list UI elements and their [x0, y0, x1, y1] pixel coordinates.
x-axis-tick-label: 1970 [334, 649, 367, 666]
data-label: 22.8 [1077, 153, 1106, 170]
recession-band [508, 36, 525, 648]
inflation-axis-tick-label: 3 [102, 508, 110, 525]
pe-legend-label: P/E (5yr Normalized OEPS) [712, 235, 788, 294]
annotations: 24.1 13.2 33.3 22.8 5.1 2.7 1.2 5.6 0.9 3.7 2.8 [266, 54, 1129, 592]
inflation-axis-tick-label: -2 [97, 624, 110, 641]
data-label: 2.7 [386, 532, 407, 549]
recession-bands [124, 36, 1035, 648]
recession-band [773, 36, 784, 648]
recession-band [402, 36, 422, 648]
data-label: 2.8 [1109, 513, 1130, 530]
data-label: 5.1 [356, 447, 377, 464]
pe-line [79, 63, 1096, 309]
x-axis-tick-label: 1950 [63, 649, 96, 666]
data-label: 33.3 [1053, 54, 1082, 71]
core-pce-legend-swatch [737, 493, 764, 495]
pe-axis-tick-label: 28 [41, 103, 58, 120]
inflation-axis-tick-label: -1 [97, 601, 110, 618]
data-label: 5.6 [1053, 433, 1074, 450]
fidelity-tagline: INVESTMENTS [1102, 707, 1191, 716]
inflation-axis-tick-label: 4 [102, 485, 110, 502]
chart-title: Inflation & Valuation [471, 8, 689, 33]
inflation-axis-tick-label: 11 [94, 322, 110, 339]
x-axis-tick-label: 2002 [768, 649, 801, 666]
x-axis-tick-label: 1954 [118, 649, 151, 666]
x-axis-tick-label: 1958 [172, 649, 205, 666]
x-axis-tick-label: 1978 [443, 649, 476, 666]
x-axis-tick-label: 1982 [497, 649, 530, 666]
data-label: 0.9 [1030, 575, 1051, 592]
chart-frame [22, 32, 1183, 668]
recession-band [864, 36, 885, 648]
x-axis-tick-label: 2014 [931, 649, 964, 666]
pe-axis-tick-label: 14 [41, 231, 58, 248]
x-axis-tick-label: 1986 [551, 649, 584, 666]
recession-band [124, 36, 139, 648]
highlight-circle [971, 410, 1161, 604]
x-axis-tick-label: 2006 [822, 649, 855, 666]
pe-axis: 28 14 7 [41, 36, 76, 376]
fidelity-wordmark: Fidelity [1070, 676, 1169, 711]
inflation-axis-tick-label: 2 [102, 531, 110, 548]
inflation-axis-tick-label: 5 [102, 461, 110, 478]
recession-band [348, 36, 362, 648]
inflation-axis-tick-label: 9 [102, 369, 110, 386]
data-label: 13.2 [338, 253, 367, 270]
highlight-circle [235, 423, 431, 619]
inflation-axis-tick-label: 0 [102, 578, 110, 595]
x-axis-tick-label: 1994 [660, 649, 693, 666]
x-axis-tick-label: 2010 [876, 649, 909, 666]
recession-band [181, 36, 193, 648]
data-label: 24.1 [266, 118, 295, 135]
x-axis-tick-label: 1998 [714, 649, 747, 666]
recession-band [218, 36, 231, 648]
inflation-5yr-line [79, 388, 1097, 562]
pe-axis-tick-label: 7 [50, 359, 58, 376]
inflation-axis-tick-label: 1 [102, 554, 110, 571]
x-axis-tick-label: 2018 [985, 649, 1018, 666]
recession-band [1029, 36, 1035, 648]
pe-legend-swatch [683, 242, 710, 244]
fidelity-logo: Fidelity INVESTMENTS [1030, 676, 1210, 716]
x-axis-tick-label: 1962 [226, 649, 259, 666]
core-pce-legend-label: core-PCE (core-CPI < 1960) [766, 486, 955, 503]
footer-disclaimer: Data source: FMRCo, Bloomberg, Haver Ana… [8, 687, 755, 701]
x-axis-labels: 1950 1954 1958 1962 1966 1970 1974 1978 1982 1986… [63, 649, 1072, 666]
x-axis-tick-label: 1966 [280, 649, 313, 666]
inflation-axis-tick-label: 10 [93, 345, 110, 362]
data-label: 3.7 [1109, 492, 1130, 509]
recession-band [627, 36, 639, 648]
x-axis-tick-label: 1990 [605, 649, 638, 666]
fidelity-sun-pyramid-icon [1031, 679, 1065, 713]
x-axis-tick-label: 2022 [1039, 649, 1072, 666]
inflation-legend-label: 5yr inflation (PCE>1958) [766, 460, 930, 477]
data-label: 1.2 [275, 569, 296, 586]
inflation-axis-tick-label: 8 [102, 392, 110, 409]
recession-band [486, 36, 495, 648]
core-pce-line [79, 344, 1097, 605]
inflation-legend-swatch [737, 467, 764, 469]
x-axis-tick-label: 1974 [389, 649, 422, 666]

==

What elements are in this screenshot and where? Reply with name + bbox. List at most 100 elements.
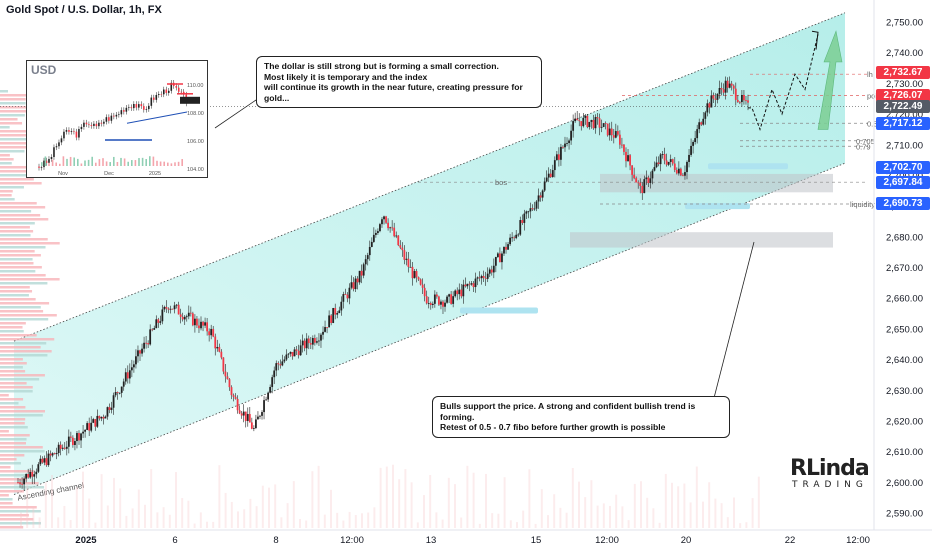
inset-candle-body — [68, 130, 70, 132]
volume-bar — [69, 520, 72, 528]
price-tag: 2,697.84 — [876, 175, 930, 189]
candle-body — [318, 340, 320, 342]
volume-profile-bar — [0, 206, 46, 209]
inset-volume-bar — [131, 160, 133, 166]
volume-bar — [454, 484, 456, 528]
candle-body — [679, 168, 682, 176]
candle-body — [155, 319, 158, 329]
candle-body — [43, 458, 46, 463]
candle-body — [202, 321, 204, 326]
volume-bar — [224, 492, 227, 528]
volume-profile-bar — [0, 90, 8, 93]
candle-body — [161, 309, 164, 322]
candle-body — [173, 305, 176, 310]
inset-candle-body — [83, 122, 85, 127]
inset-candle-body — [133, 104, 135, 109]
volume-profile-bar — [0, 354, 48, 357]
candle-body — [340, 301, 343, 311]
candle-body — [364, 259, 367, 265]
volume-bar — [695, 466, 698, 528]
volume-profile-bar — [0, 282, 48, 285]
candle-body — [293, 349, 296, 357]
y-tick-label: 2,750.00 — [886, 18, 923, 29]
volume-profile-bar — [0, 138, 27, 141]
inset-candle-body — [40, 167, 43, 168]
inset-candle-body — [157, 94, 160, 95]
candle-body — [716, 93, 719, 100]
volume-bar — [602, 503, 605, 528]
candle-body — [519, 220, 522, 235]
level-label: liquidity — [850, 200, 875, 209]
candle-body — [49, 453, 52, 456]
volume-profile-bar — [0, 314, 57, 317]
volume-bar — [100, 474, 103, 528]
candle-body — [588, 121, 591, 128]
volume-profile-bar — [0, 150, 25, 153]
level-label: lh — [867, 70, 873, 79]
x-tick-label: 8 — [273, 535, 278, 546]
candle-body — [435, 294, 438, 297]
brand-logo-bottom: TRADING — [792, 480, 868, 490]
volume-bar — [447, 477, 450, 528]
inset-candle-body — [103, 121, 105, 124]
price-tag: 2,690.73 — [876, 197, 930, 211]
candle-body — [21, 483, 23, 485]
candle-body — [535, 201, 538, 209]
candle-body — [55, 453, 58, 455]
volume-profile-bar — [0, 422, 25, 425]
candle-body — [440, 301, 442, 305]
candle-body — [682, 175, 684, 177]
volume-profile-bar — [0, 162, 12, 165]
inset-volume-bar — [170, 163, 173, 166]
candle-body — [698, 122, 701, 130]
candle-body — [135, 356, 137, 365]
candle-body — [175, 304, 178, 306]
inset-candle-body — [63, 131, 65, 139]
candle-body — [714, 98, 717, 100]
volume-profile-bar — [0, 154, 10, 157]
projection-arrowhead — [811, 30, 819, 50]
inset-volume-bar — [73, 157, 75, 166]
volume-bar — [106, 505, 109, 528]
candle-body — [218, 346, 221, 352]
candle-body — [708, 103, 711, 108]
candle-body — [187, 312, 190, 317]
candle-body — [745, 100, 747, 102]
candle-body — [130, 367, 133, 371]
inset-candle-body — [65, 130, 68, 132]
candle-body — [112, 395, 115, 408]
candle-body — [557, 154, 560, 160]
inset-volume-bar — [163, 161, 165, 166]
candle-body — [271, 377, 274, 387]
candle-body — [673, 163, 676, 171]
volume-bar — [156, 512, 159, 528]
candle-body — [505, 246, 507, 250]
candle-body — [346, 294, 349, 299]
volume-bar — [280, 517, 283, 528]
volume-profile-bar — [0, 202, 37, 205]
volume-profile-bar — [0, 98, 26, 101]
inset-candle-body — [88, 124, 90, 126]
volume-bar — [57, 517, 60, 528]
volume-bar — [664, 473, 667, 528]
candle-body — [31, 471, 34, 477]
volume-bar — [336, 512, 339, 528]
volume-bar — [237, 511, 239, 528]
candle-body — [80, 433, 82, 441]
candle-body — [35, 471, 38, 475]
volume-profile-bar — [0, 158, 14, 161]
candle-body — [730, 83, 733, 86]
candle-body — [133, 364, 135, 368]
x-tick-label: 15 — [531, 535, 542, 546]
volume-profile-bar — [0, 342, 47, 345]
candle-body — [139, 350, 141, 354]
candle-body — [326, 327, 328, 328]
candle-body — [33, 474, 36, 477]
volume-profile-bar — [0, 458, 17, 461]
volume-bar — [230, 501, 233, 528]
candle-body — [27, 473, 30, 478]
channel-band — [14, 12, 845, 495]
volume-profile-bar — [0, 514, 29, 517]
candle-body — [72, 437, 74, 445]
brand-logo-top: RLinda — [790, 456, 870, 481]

Exercise requirements: In the listing, edit everything from the line containing "list UI elements" down to the line containing "inflation-axis-tick-label: 3 [102, 508, 110, 525]" by replacing "recession-band" with "shaded-band", and give back only those lines with nothing else altered.

Solution:
list UI elements and their [x0, y0, x1, y1] pixel coordinates.
x-axis-tick-label: 1970 [334, 649, 367, 666]
data-label: 22.8 [1077, 153, 1106, 170]
shaded-band [508, 36, 525, 648]
inflation-axis-tick-label: 3 [102, 508, 110, 525]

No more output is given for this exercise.